▸ **Problem details**
Copy all lines below exactly as written. Leave pictures out.

Stored items:
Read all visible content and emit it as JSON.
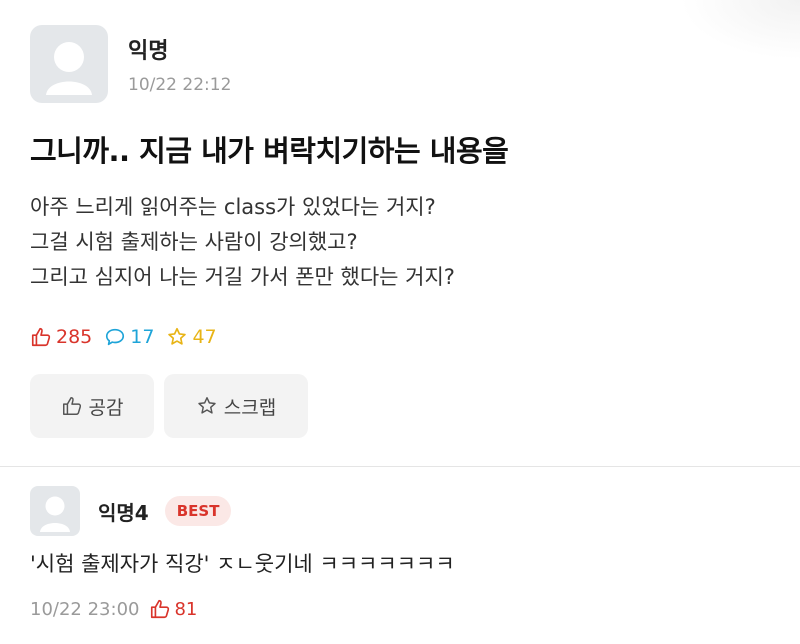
{
  "post": {
    "author": "익명",
    "time": "10/22 22:12",
    "title": "그니까.. 지금 내가 벼락치기하는 내용을",
    "body_lines": [
      "아주 느리게 읽어주는 class가 있었다는 거지?",
      "그걸 시험 출제하는 사람이 강의했고?",
      "그리고 심지어 나는 거길 가서 폰만 했다는 거지?"
    ],
    "stats": {
      "likes": "285",
      "comments": "17",
      "scraps": "47"
    },
    "actions": {
      "like_label": "공감",
      "scrap_label": "스크랩"
    }
  },
  "comment": {
    "author": "익명4",
    "badge": "BEST",
    "text": "'시험 출제자가 직강' ㅈㄴ웃기네 ㅋㅋㅋㅋㅋㅋㅋ",
    "time": "10/22 23:00",
    "likes": "81"
  },
  "icons": {
    "like": "thumbs-up-icon",
    "comment": "speech-bubble-icon",
    "scrap": "star-icon",
    "avatar": "default-user-icon"
  },
  "colors": {
    "like": "#d9342b",
    "comment": "#1ea4d8",
    "scrap": "#e8b416",
    "best_badge_bg": "#fbe8e6"
  }
}
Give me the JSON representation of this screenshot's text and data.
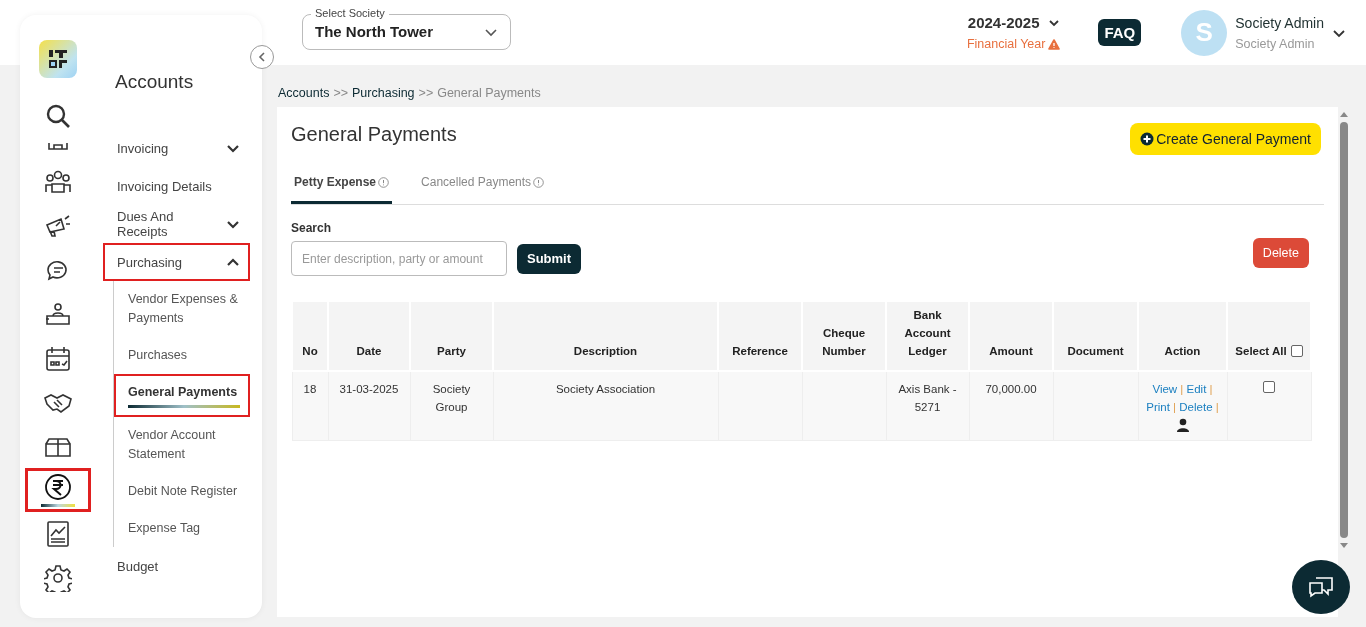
{
  "sidebar": {
    "rail_items": [
      {
        "selected": false,
        "highlighted": false
      },
      {
        "selected": false,
        "highlighted": false
      },
      {
        "selected": false,
        "highlighted": false
      },
      {
        "selected": false,
        "highlighted": false
      },
      {
        "selected": false,
        "highlighted": false
      },
      {
        "selected": false,
        "highlighted": false
      },
      {
        "selected": false,
        "highlighted": false
      },
      {
        "selected": false,
        "highlighted": false
      },
      {
        "selected": false,
        "highlighted": false
      },
      {
        "selected": true,
        "highlighted": true
      },
      {
        "selected": false,
        "highlighted": false
      },
      {
        "selected": false,
        "highlighted": false
      }
    ],
    "title": "Accounts",
    "menu": [
      {
        "label": "Invoicing",
        "expanded": false,
        "highlighted": false
      },
      {
        "label": "Invoicing Details",
        "highlighted": false
      },
      {
        "label": "Dues And Receipts",
        "expanded": false,
        "highlighted": false
      },
      {
        "label": "Purchasing",
        "expanded": true,
        "highlighted": true,
        "children": [
          {
            "label": "Vendor Expenses & Payments",
            "selected": false,
            "highlighted": false
          },
          {
            "label": "Purchases",
            "selected": false,
            "highlighted": false
          },
          {
            "label": "General Payments",
            "selected": true,
            "highlighted": true
          },
          {
            "label": "Vendor Account Statement",
            "selected": false,
            "highlighted": false
          },
          {
            "label": "Debit Note Register",
            "selected": false,
            "highlighted": false
          },
          {
            "label": "Expense Tag",
            "selected": false,
            "highlighted": false
          }
        ]
      },
      {
        "label": "Budget",
        "highlighted": false
      }
    ]
  },
  "header": {
    "society_select": {
      "label": "Select Society",
      "value": "The North Tower"
    },
    "year": "2024-2025",
    "year_note": "Financial Year",
    "faq": "FAQ",
    "user": {
      "initial": "S",
      "name": "Society Admin",
      "role": "Society Admin"
    }
  },
  "breadcrumb": [
    {
      "label": "Accounts",
      "kind": "link"
    },
    {
      "label": ">>",
      "kind": "separator"
    },
    {
      "label": "Purchasing",
      "kind": "link"
    },
    {
      "label": ">>",
      "kind": "separator"
    },
    {
      "label": "General Payments",
      "kind": "current"
    }
  ],
  "page": {
    "title": "General Payments",
    "create_button": "Create General Payment",
    "tabs": [
      {
        "label": "Petty Expense",
        "selected": true
      },
      {
        "label": "Cancelled Payments",
        "selected": false
      }
    ],
    "search": {
      "label": "Search",
      "placeholder": "Enter description, party or amount",
      "submit": "Submit"
    },
    "delete_button": "Delete"
  },
  "table": {
    "columns": [
      "No",
      "Date",
      "Party",
      "Description",
      "Reference",
      "Cheque Number",
      "Bank Account Ledger",
      "Amount",
      "Document",
      "Action",
      "Select All"
    ],
    "select_all_checked": false,
    "rows": [
      {
        "cells": [
          "18",
          "31-03-2025",
          "Society Group",
          "Society Association",
          "",
          "",
          "Axis Bank - 5271",
          "70,000.00",
          ""
        ],
        "actions": [
          {
            "label": "View",
            "kind": "link"
          },
          {
            "label": "|",
            "kind": "separator"
          },
          {
            "label": "Edit",
            "kind": "link"
          },
          {
            "label": "|",
            "kind": "separator"
          },
          {
            "label": "Print",
            "kind": "link"
          },
          {
            "label": "|",
            "kind": "separator"
          },
          {
            "label": "Delete",
            "kind": "link"
          },
          {
            "label": "|",
            "kind": "separator"
          }
        ],
        "checked": false
      }
    ]
  }
}
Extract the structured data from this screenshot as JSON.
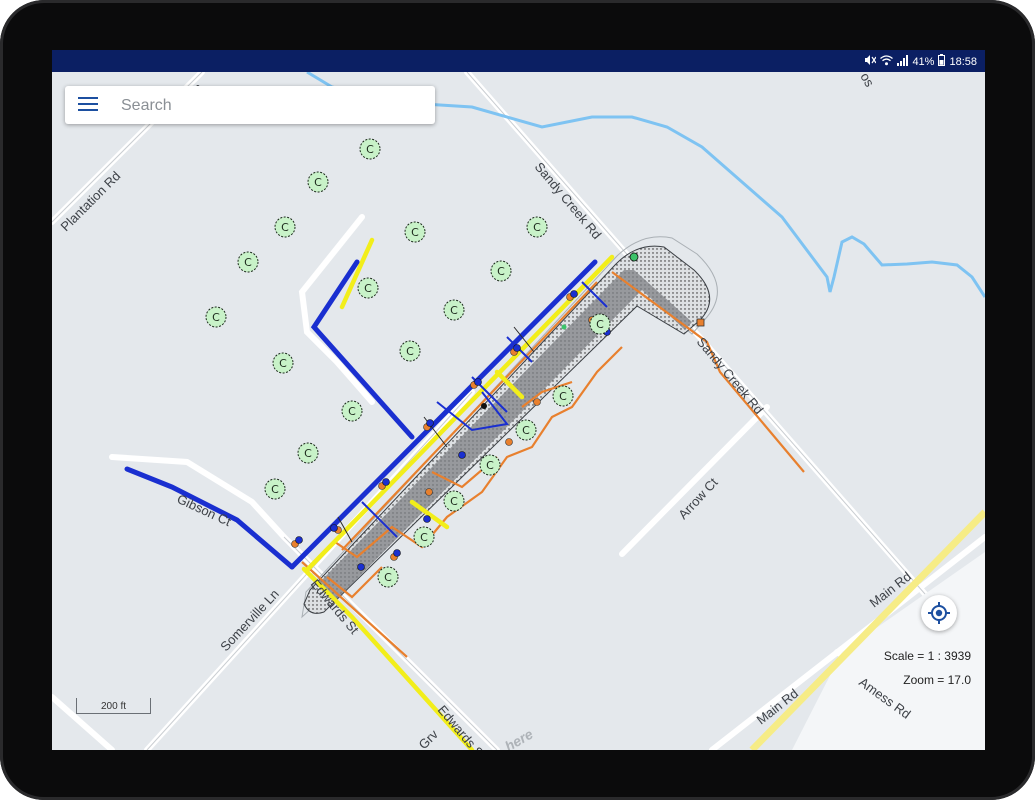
{
  "status_bar": {
    "battery": "41%",
    "time": "18:58"
  },
  "search": {
    "placeholder": "Search"
  },
  "streets": {
    "plantation_rd": "Plantation Rd",
    "plantation_top": "Plan",
    "sandy_creek_rd_1": "Sandy Creek Rd",
    "sandy_creek_rd_2": "Sandy Creek Rd",
    "gibson_ct": "Gibson Ct",
    "somerville_ln": "Somerville Ln",
    "edwards_st_1": "Edwards St",
    "edwards_st_2": "Edwards St",
    "arrow_ct": "Arrow Ct",
    "main_rd_1": "Main Rd",
    "main_rd_2": "Main Rd",
    "amess_rd": "Amess Rd",
    "grv": "Grv",
    "top_right_fragment": "os"
  },
  "map_info": {
    "scale": "Scale = 1 : 3939",
    "zoom": "Zoom = 17.0",
    "scale_bar": "200  ft",
    "watermark": "here"
  },
  "markers": {
    "customer_symbol": "C"
  },
  "colors": {
    "status_bar": "#0b1f63",
    "map_background": "#e4e8ec",
    "water": "#7ec3f2",
    "main_line": "#1a2fd0",
    "secondary_line": "#f2ee1a",
    "service_line": "#e8802e",
    "marker_fill": "#c8f2c8",
    "icon_blue": "#1c4fa0"
  },
  "icons": {
    "menu": "hamburger-menu-icon",
    "locate": "gps-locate-icon",
    "mute": "mute-icon",
    "wifi": "wifi-icon",
    "signal": "signal-icon",
    "battery": "battery-icon"
  }
}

▸ **Solution below**
Read all visible content and emit it as JSON.
{
  "post": {
    "author": "익명",
    "time": "10/22 22:12",
    "title": "그니까.. 지금 내가 벼락치기하는 내용을",
    "body_lines": [
      "아주 느리게 읽어주는 class가 있었다는 거지?",
      "그걸 시험 출제하는 사람이 강의했고?",
      "그리고 심지어 나는 거길 가서 폰만 했다는 거지?"
    ],
    "stats": {
      "likes": "285",
      "comments": "17",
      "scraps": "47"
    },
    "actions": {
      "like_label": "공감",
      "scrap_label": "스크랩"
    }
  },
  "comment": {
    "author": "익명4",
    "badge": "BEST",
    "text": "'시험 출제자가 직강' ㅈㄴ웃기네 ㅋㅋㅋㅋㅋㅋㅋ",
    "time": "10/22 23:00",
    "likes": "81"
  },
  "icons": {
    "like": "thumbs-up-icon",
    "comment": "speech-bubble-icon",
    "scrap": "star-icon",
    "avatar": "default-user-icon"
  },
  "colors": {
    "like": "#d9342b",
    "comment": "#1ea4d8",
    "scrap": "#e8b416",
    "best_badge_bg": "#fbe8e6"
  }
}
Give me the JSON representation of this screenshot's text and data.
{
  "sidebar": {
    "rail_items": [
      {
        "selected": false,
        "highlighted": false
      },
      {
        "selected": false,
        "highlighted": false
      },
      {
        "selected": false,
        "highlighted": false
      },
      {
        "selected": false,
        "highlighted": false
      },
      {
        "selected": false,
        "highlighted": false
      },
      {
        "selected": false,
        "highlighted": false
      },
      {
        "selected": false,
        "highlighted": false
      },
      {
        "selected": false,
        "highlighted": false
      },
      {
        "selected": false,
        "highlighted": false
      },
      {
        "selected": true,
        "highlighted": true
      },
      {
        "selected": false,
        "highlighted": false
      },
      {
        "selected": false,
        "highlighted": false
      }
    ],
    "title": "Accounts",
    "menu": [
      {
        "label": "Invoicing",
        "expanded": false,
        "highlighted": false
      },
      {
        "label": "Invoicing Details",
        "highlighted": false
      },
      {
        "label": "Dues And Receipts",
        "expanded": false,
        "highlighted": false
      },
      {
        "label": "Purchasing",
        "expanded": true,
        "highlighted": true,
        "children": [
          {
            "label": "Vendor Expenses & Payments",
            "selected": false,
            "highlighted": false
          },
          {
            "label": "Purchases",
            "selected": false,
            "highlighted": false
          },
          {
            "label": "General Payments",
            "selected": true,
            "highlighted": true
          },
          {
            "label": "Vendor Account Statement",
            "selected": false,
            "highlighted": false
          },
          {
            "label": "Debit Note Register",
            "selected": false,
            "highlighted": false
          },
          {
            "label": "Expense Tag",
            "selected": false,
            "highlighted": false
          }
        ]
      },
      {
        "label": "Budget",
        "highlighted": false
      }
    ]
  },
  "header": {
    "society_select": {
      "label": "Select Society",
      "value": "The North Tower"
    },
    "year": "2024-2025",
    "year_note": "Financial Year",
    "faq": "FAQ",
    "user": {
      "initial": "S",
      "name": "Society Admin",
      "role": "Society Admin"
    }
  },
  "breadcrumb": [
    {
      "label": "Accounts",
      "kind": "link"
    },
    {
      "label": ">>",
      "kind": "separator"
    },
    {
      "label": "Purchasing",
      "kind": "link"
    },
    {
      "label": ">>",
      "kind": "separator"
    },
    {
      "label": "General Payments",
      "kind": "current"
    }
  ],
  "page": {
    "title": "General Payments",
    "create_button": "Create General Payment",
    "tabs": [
      {
        "label": "Petty Expense",
        "selected": true
      },
      {
        "label": "Cancelled Payments",
        "selected": false
      }
    ],
    "search": {
      "label": "Search",
      "placeholder": "Enter description, party or amount",
      "submit": "Submit"
    },
    "delete_button": "Delete"
  },
  "table": {
    "columns": [
      "No",
      "Date",
      "Party",
      "Description",
      "Reference",
      "Cheque Number",
      "Bank Account Ledger",
      "Amount",
      "Document",
      "Action",
      "Select All"
    ],
    "select_all_checked": false,
    "rows": [
      {
        "cells": [
          "18",
          "31-03-2025",
          "Society Group",
          "Society Association",
          "",
          "",
          "Axis Bank - 5271",
          "70,000.00",
          ""
        ],
        "actions": [
          {
            "label": "View",
            "kind": "link"
          },
          {
            "label": "|",
            "kind": "separator"
          },
          {
            "label": "Edit",
            "kind": "link"
          },
          {
            "label": "|",
            "kind": "separator"
          },
          {
            "label": "Print",
            "kind": "link"
          },
          {
            "label": "|",
            "kind": "separator"
          },
          {
            "label": "Delete",
            "kind": "link"
          },
          {
            "label": "|",
            "kind": "separator"
          }
        ],
        "checked": false
      }
    ]
  }
}
Extract the structured data from this screenshot as JSON.
{
  "status_bar": {
    "battery": "41%",
    "time": "18:58"
  },
  "search": {
    "placeholder": "Search"
  },
  "streets": {
    "plantation_rd": "Plantation Rd",
    "plantation_top": "Plan",
    "sandy_creek_rd_1": "Sandy Creek Rd",
    "sandy_creek_rd_2": "Sandy Creek Rd",
    "gibson_ct": "Gibson Ct",
    "somerville_ln": "Somerville Ln",
    "edwards_st_1": "Edwards St",
    "edwards_st_2": "Edwards St",
    "arrow_ct": "Arrow Ct",
    "main_rd_1": "Main Rd",
    "main_rd_2": "Main Rd",
    "amess_rd": "Amess Rd",
    "grv": "Grv",
    "top_right_fragment": "os"
  },
  "map_info": {
    "scale": "Scale = 1 : 3939",
    "zoom": "Zoom = 17.0",
    "scale_bar": "200  ft",
    "watermark": "here"
  },
  "markers": {
    "customer_symbol": "C"
  },
  "colors": {
    "status_bar": "#0b1f63",
    "map_background": "#e4e8ec",
    "water": "#7ec3f2",
    "main_line": "#1a2fd0",
    "secondary_line": "#f2ee1a",
    "service_line": "#e8802e",
    "marker_fill": "#c8f2c8",
    "icon_blue": "#1c4fa0"
  },
  "icons": {
    "menu": "hamburger-menu-icon",
    "locate": "gps-locate-icon",
    "mute": "mute-icon",
    "wifi": "wifi-icon",
    "signal": "signal-icon",
    "battery": "battery-icon"
  }
}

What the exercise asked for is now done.